(TASK DIRECTIONS) Exactly as they appear, output all of the records. Skip any images.

(RECORDS FOR THE TASK)
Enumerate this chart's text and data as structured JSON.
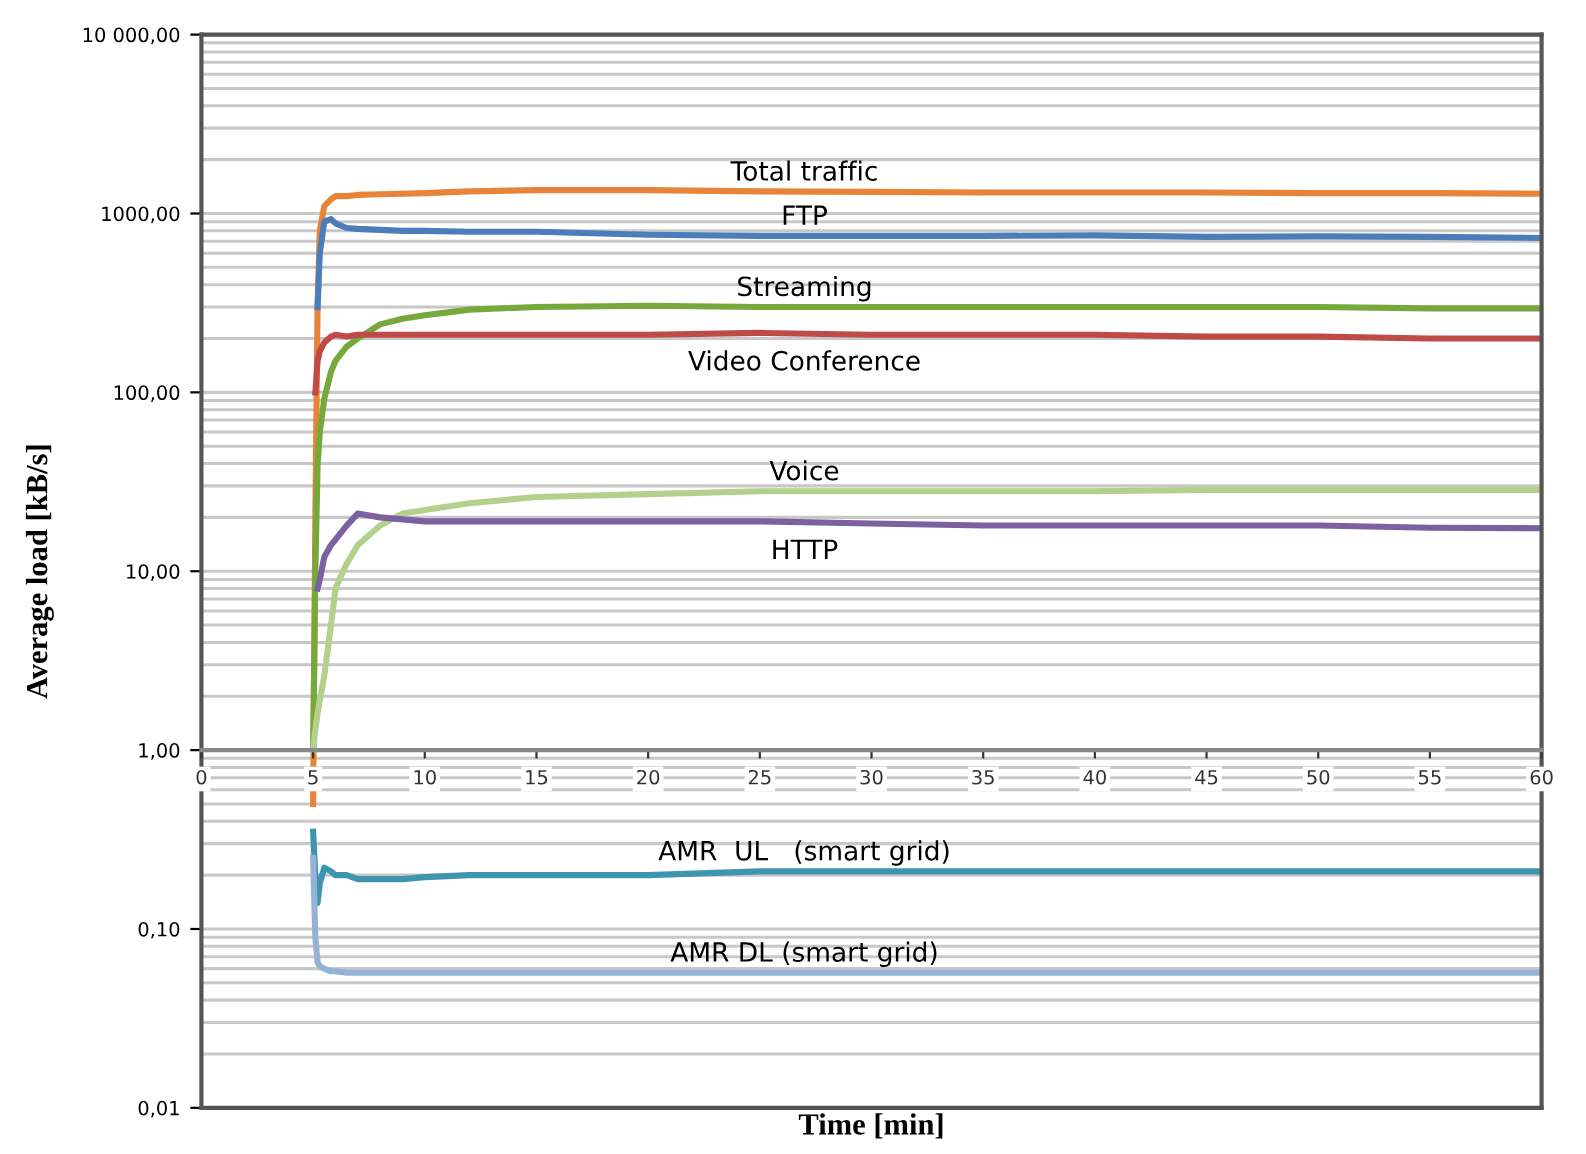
{
  "chart_data": {
    "type": "line",
    "xlabel": "Time [min]",
    "ylabel": "Average load [kB/s]",
    "log": "y",
    "grid": "y",
    "marker": "none",
    "line_style": "solid",
    "xlim": [
      0,
      60
    ],
    "xticks": [
      0,
      5,
      10,
      15,
      20,
      25,
      30,
      35,
      40,
      45,
      50,
      55,
      60
    ],
    "ylim": [
      0.01,
      10000
    ],
    "yticks": [
      {
        "value": 0.01,
        "label": "0,01"
      },
      {
        "value": 0.1,
        "label": "0,10"
      },
      {
        "value": 1,
        "label": "1,00"
      },
      {
        "value": 10,
        "label": "10,00"
      },
      {
        "value": 100,
        "label": "100,00"
      },
      {
        "value": 1000,
        "label": "1000,00"
      },
      {
        "value": 10000,
        "label": "10 000,00"
      }
    ],
    "x": [
      5,
      5.1,
      5.2,
      5.3,
      5.5,
      5.8,
      6,
      6.5,
      7,
      8,
      9,
      10,
      12,
      15,
      20,
      25,
      30,
      35,
      40,
      45,
      50,
      55,
      60
    ],
    "series": [
      {
        "name": "Total traffic",
        "color": "#e8843a",
        "values": [
          0.5,
          20,
          300,
          800,
          1100,
          1200,
          1250,
          1250,
          1270,
          1280,
          1290,
          1300,
          1330,
          1350,
          1350,
          1330,
          1320,
          1310,
          1310,
          1310,
          1300,
          1300,
          1290
        ]
      },
      {
        "name": "FTP",
        "color": "#4a7ebb",
        "values": [
          null,
          null,
          300,
          600,
          900,
          930,
          880,
          830,
          820,
          810,
          800,
          800,
          790,
          790,
          760,
          750,
          750,
          750,
          755,
          740,
          745,
          740,
          730
        ]
      },
      {
        "name": "Streaming",
        "color": "#77a83c",
        "values": [
          1,
          10,
          39,
          60,
          92,
          130,
          150,
          180,
          200,
          240,
          258,
          270,
          290,
          300,
          305,
          300,
          300,
          300,
          300,
          300,
          300,
          295,
          295
        ]
      },
      {
        "name": "Video Conference",
        "color": "#be4b48",
        "values": [
          null,
          100,
          150,
          170,
          190,
          205,
          210,
          205,
          210,
          210,
          210,
          210,
          210,
          210,
          210,
          215,
          210,
          210,
          210,
          205,
          205,
          200,
          200
        ]
      },
      {
        "name": "Voice",
        "color": "#b3d08c",
        "values": [
          1,
          1.3,
          1.6,
          1.9,
          2.6,
          5,
          8,
          11,
          14,
          18,
          21,
          22,
          24,
          26,
          27,
          28,
          28,
          28,
          28,
          28.5,
          28.5,
          28.5,
          28.5
        ]
      },
      {
        "name": "HTTP",
        "color": "#7d60a0",
        "values": [
          null,
          null,
          8,
          9,
          12,
          14,
          15,
          18,
          21,
          20,
          19.5,
          19,
          19,
          19,
          19,
          19,
          18.5,
          18,
          18,
          18,
          18,
          17.5,
          17.4
        ]
      },
      {
        "name": "AMR  UL   (smart grid)",
        "color": "#3d96ae",
        "values": [
          0.35,
          0.2,
          0.14,
          0.18,
          0.22,
          0.21,
          0.2,
          0.2,
          0.19,
          0.19,
          0.19,
          0.195,
          0.2,
          0.2,
          0.2,
          0.21,
          0.21,
          0.21,
          0.21,
          0.21,
          0.21,
          0.21,
          0.21
        ]
      },
      {
        "name": "AMR DL (smart grid)",
        "color": "#95b3d7",
        "values": [
          0.25,
          0.09,
          0.065,
          0.062,
          0.06,
          0.058,
          0.058,
          0.057,
          0.057,
          0.057,
          0.057,
          0.057,
          0.057,
          0.057,
          0.057,
          0.057,
          0.057,
          0.057,
          0.057,
          0.057,
          0.057,
          0.057,
          0.057
        ]
      }
    ]
  }
}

(CORRECT RESULT)
Enumerate this chart's text and data as structured JSON.
{
  "chart_data": {
    "type": "line",
    "xlabel": "Time [min]",
    "ylabel": "Average load [kB/s]",
    "log": "y",
    "grid": "y",
    "marker": "none",
    "line_style": "solid",
    "xlim": [
      0,
      60
    ],
    "xticks": [
      0,
      5,
      10,
      15,
      20,
      25,
      30,
      35,
      40,
      45,
      50,
      55,
      60
    ],
    "ylim": [
      0.01,
      10000
    ],
    "yticks": [
      {
        "value": 0.01,
        "label": "0,01"
      },
      {
        "value": 0.1,
        "label": "0,10"
      },
      {
        "value": 1,
        "label": "1,00"
      },
      {
        "value": 10,
        "label": "10,00"
      },
      {
        "value": 100,
        "label": "100,00"
      },
      {
        "value": 1000,
        "label": "1000,00"
      },
      {
        "value": 10000,
        "label": "10 000,00"
      }
    ],
    "x": [
      5,
      5.1,
      5.2,
      5.3,
      5.5,
      5.8,
      6,
      6.5,
      7,
      8,
      9,
      10,
      12,
      15,
      20,
      25,
      30,
      35,
      40,
      45,
      50,
      55,
      60
    ],
    "series": [
      {
        "name": "Total traffic",
        "color": "#e8843a",
        "values": [
          0.5,
          20,
          300,
          800,
          1100,
          1200,
          1250,
          1250,
          1270,
          1280,
          1290,
          1300,
          1330,
          1350,
          1350,
          1330,
          1320,
          1310,
          1310,
          1310,
          1300,
          1300,
          1290
        ]
      },
      {
        "name": "FTP",
        "color": "#4a7ebb",
        "values": [
          null,
          null,
          300,
          600,
          900,
          930,
          880,
          830,
          820,
          810,
          800,
          800,
          790,
          790,
          760,
          750,
          750,
          750,
          755,
          740,
          745,
          740,
          730
        ]
      },
      {
        "name": "Streaming",
        "color": "#77a83c",
        "values": [
          1,
          10,
          39,
          60,
          92,
          130,
          150,
          180,
          200,
          240,
          258,
          270,
          290,
          300,
          305,
          300,
          300,
          300,
          300,
          300,
          300,
          295,
          295
        ]
      },
      {
        "name": "Video Conference",
        "color": "#be4b48",
        "values": [
          null,
          100,
          150,
          170,
          190,
          205,
          210,
          205,
          210,
          210,
          210,
          210,
          210,
          210,
          210,
          215,
          210,
          210,
          210,
          205,
          205,
          200,
          200
        ]
      },
      {
        "name": "Voice",
        "color": "#b3d08c",
        "values": [
          1,
          1.3,
          1.6,
          1.9,
          2.6,
          5,
          8,
          11,
          14,
          18,
          21,
          22,
          24,
          26,
          27,
          28,
          28,
          28,
          28,
          28.5,
          28.5,
          28.5,
          28.5
        ]
      },
      {
        "name": "HTTP",
        "color": "#7d60a0",
        "values": [
          null,
          null,
          8,
          9,
          12,
          14,
          15,
          18,
          21,
          20,
          19.5,
          19,
          19,
          19,
          19,
          19,
          18.5,
          18,
          18,
          18,
          18,
          17.5,
          17.4
        ]
      },
      {
        "name": "AMR  UL   (smart grid)",
        "color": "#3d96ae",
        "values": [
          0.35,
          0.2,
          0.14,
          0.18,
          0.22,
          0.21,
          0.2,
          0.2,
          0.19,
          0.19,
          0.19,
          0.195,
          0.2,
          0.2,
          0.2,
          0.21,
          0.21,
          0.21,
          0.21,
          0.21,
          0.21,
          0.21,
          0.21
        ]
      },
      {
        "name": "AMR DL (smart grid)",
        "color": "#95b3d7",
        "values": [
          0.25,
          0.09,
          0.065,
          0.062,
          0.06,
          0.058,
          0.058,
          0.057,
          0.057,
          0.057,
          0.057,
          0.057,
          0.057,
          0.057,
          0.057,
          0.057,
          0.057,
          0.057,
          0.057,
          0.057,
          0.057,
          0.057,
          0.057
        ]
      }
    ]
  }
}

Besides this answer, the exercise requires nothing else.